• RECORDS PROVIDED:

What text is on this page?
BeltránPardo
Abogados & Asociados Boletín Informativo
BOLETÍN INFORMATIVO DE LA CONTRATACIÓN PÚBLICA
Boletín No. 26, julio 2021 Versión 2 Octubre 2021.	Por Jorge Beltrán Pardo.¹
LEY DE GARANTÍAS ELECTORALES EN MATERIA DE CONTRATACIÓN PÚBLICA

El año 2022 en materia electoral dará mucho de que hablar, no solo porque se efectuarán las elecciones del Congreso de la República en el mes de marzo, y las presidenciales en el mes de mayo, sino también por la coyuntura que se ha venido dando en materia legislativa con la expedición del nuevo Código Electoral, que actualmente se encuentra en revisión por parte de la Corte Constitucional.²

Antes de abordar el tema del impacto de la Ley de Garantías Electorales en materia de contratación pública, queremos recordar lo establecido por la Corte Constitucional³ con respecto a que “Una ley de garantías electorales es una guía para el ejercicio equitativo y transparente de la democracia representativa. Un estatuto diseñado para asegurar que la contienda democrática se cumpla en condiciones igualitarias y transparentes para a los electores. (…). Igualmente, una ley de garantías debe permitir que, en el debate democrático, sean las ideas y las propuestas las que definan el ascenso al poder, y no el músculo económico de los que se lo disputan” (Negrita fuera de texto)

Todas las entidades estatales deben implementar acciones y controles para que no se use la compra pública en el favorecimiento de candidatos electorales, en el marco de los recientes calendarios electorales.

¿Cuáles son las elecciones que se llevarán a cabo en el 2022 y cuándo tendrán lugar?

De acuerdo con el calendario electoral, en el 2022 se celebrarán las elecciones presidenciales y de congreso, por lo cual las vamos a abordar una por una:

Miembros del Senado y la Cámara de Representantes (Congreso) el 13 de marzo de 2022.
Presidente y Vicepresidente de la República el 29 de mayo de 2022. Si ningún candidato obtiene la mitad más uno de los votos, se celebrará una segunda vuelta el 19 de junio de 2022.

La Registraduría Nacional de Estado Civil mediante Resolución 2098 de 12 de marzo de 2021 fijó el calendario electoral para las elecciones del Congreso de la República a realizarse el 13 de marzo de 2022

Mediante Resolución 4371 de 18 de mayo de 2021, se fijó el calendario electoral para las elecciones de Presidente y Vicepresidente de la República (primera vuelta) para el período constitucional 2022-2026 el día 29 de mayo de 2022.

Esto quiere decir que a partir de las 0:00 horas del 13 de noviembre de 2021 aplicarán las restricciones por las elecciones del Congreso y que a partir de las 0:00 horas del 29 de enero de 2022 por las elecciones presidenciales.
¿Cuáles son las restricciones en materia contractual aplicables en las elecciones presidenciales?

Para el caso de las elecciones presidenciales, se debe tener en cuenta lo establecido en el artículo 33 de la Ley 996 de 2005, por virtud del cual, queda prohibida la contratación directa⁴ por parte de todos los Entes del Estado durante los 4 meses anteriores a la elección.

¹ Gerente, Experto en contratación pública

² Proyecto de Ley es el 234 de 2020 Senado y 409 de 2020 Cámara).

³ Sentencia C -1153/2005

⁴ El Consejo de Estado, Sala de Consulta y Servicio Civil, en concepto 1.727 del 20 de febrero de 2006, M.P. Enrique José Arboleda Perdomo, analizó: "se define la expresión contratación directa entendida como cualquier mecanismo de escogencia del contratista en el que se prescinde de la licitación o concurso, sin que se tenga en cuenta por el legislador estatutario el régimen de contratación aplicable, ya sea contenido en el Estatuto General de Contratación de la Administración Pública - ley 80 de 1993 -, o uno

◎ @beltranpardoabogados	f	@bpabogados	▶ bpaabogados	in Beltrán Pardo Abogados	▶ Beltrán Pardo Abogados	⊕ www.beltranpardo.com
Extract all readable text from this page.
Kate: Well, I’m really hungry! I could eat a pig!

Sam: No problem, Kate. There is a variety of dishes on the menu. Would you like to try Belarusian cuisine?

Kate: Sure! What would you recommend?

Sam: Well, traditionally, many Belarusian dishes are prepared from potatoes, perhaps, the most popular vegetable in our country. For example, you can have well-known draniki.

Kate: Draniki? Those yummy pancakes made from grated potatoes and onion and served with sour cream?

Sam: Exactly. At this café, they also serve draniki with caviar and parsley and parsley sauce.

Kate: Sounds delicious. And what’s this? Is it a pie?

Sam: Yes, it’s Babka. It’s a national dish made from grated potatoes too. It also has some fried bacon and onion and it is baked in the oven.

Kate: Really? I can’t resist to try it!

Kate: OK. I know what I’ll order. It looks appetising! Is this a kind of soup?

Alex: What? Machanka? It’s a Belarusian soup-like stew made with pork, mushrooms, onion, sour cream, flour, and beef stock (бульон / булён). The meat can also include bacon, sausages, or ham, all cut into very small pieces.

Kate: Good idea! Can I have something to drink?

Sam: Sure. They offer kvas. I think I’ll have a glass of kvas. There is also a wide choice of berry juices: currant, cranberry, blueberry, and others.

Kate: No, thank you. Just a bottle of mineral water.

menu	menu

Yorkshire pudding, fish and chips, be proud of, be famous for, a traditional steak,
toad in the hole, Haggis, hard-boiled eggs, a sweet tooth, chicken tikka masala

• WHAT YOU ARE ASKED TO DO: Produce an exact copy of all the records.

• RESULT OF THE TASK:
What text is on this page?
BeltránPardo
Abogados & Asociados Boletín Informativo
BOLETÍN INFORMATIVO DE LA CONTRATACIÓN PÚBLICA
Boletín No. 26, julio 2021 Versión 2 Octubre 2021.	Por Jorge Beltrán Pardo.¹
LEY DE GARANTÍAS ELECTORALES EN MATERIA DE CONTRATACIÓN PÚBLICA

El año 2022 en materia electoral dará mucho de que hablar, no solo porque se efectuarán las elecciones del Congreso de la República en el mes de marzo, y las presidenciales en el mes de mayo, sino también por la coyuntura que se ha venido dando en materia legislativa con la expedición del nuevo Código Electoral, que actualmente se encuentra en revisión por parte de la Corte Constitucional.²

Antes de abordar el tema del impacto de la Ley de Garantías Electorales en materia de contratación pública, queremos recordar lo establecido por la Corte Constitucional³ con respecto a que “Una ley de garantías electorales es una guía para el ejercicio equitativo y transparente de la democracia representativa. Un estatuto diseñado para asegurar que la contienda democrática se cumpla en condiciones igualitarias y transparentes para a los electores. (…). Igualmente, una ley de garantías debe permitir que, en el debate democrático, sean las ideas y las propuestas las que definan el ascenso al poder, y no el músculo económico de los que se lo disputan” (Negrita fuera de texto)

Todas las entidades estatales deben implementar acciones y controles para que no se use la compra pública en el favorecimiento de candidatos electorales, en el marco de los recientes calendarios electorales.

¿Cuáles son las elecciones que se llevarán a cabo en el 2022 y cuándo tendrán lugar?

De acuerdo con el calendario electoral, en el 2022 se celebrarán las elecciones presidenciales y de congreso, por lo cual las vamos a abordar una por una:

Miembros del Senado y la Cámara de Representantes (Congreso) el 13 de marzo de 2022.
Presidente y Vicepresidente de la República el 29 de mayo de 2022. Si ningún candidato obtiene la mitad más uno de los votos, se celebrará una segunda vuelta el 19 de junio de 2022.

La Registraduría Nacional de Estado Civil mediante Resolución 2098 de 12 de marzo de 2021 fijó el calendario electoral para las elecciones del Congreso de la República a realizarse el 13 de marzo de 2022

Mediante Resolución 4371 de 18 de mayo de 2021, se fijó el calendario electoral para las elecciones de Presidente y Vicepresidente de la República (primera vuelta) para el período constitucional 2022-2026 el día 29 de mayo de 2022.

Esto quiere decir que a partir de las 0:00 horas del 13 de noviembre de 2021 aplicarán las restricciones por las elecciones del Congreso y que a partir de las 0:00 horas del 29 de enero de 2022 por las elecciones presidenciales.
¿Cuáles son las restricciones en materia contractual aplicables en las elecciones presidenciales?

Para el caso de las elecciones presidenciales, se debe tener en cuenta lo establecido en el artículo 33 de la Ley 996 de 2005, por virtud del cual, queda prohibida la contratación directa⁴ por parte de todos los Entes del Estado durante los 4 meses anteriores a la elección.

¹ Gerente, Experto en contratación pública

² Proyecto de Ley es el 234 de 2020 Senado y 409 de 2020 Cámara).

³ Sentencia C -1153/2005

⁴ El Consejo de Estado, Sala de Consulta y Servicio Civil, en concepto 1.727 del 20 de febrero de 2006, M.P. Enrique José Arboleda Perdomo, analizó: "se define la expresión contratación directa entendida como cualquier mecanismo de escogencia del contratista en el que se prescinde de la licitación o concurso, sin que se tenga en cuenta por el legislador estatutario el régimen de contratación aplicable, ya sea contenido en el Estatuto General de Contratación de la Administración Pública - ley 80 de 1993 -, o uno

◎ @beltranpardoabogados	f	@bpabogados	▶ bpaabogados	in Beltrán Pardo Abogados	▶ Beltrán Pardo Abogados	⊕ www.beltranpardo.com
Extract all readable text from this page.
Kate: Well, I’m really hungry! I could eat a pig!

Sam: No problem, Kate. There is a variety of dishes on the menu. Would you like to try Belarusian cuisine?

Kate: Sure! What would you recommend?

Sam: Well, traditionally, many Belarusian dishes are prepared from potatoes, perhaps, the most popular vegetable in our country. For example, you can have well-known draniki.

Kate: Draniki? Those yummy pancakes made from grated potatoes and onion and served with sour cream?

Sam: Exactly. At this café, they also serve draniki with caviar and parsley and parsley sauce.

Kate: Sounds delicious. And what’s this? Is it a pie?

Sam: Yes, it’s Babka. It’s a national dish made from grated potatoes too. It also has some fried bacon and onion and it is baked in the oven.

Kate: Really? I can’t resist to try it!

Kate: OK. I know what I’ll order. It looks appetising! Is this a kind of soup?

Alex: What? Machanka? It’s a Belarusian soup-like stew made with pork, mushrooms, onion, sour cream, flour, and beef stock (бульон / булён). The meat can also include bacon, sausages, or ham, all cut into very small pieces.

Kate: Good idea! Can I have something to drink?

Sam: Sure. They offer kvas. I think I’ll have a glass of kvas. There is also a wide choice of berry juices: currant, cranberry, blueberry, and others.

Kate: No, thank you. Just a bottle of mineral water.

menu	menu

Yorkshire pudding, fish and chips, be proud of, be famous for, a traditional steak,
toad in the hole, Haggis, hard-boiled eggs, a sweet tooth, chicken tikka masala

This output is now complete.